→ **To be done**
Collect each line of the records containing the string "Price".

→ **Records for this task**
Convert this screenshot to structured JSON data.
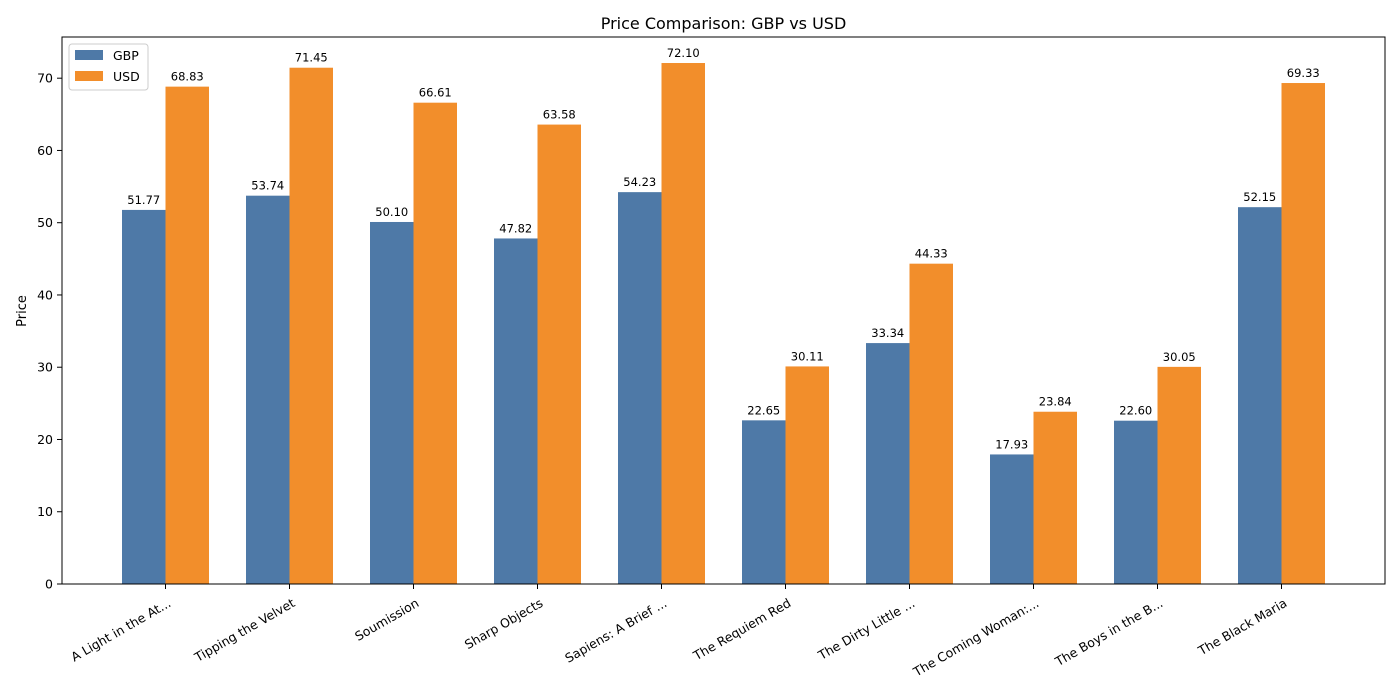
{
  "chart_data": {
    "type": "bar",
    "title": "Price Comparison: GBP vs USD",
    "xlabel": "",
    "ylabel": "Price",
    "ylim": [
      0,
      75.7
    ],
    "yticks": [
      0,
      10,
      20,
      30,
      40,
      50,
      60,
      70
    ],
    "grid": false,
    "legend_position": "top-left",
    "categories": [
      "A Light in the At...",
      "Tipping the Velvet",
      "Soumission",
      "Sharp Objects",
      "Sapiens: A Brief ...",
      "The Requiem Red",
      "The Dirty Little ...",
      "The Coming Woman:...",
      "The Boys in the B...",
      "The Black Maria"
    ],
    "series": [
      {
        "name": "GBP",
        "color": "#4e79a7",
        "values": [
          51.77,
          53.74,
          50.1,
          47.82,
          54.23,
          22.65,
          33.34,
          17.93,
          22.6,
          52.15
        ],
        "labels": [
          "51.77",
          "53.74",
          "50.10",
          "47.82",
          "54.23",
          "22.65",
          "33.34",
          "17.93",
          "22.60",
          "52.15"
        ]
      },
      {
        "name": "USD",
        "color": "#f28e2b",
        "values": [
          68.83,
          71.45,
          66.61,
          63.58,
          72.1,
          30.11,
          44.33,
          23.84,
          30.05,
          69.33
        ],
        "labels": [
          "68.83",
          "71.45",
          "66.61",
          "63.58",
          "72.10",
          "30.11",
          "44.33",
          "23.84",
          "30.05",
          "69.33"
        ]
      }
    ]
  }
}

→ **Finished task**
    "title": "Price Comparison: GBP vs USD",
    "ylabel": "Price",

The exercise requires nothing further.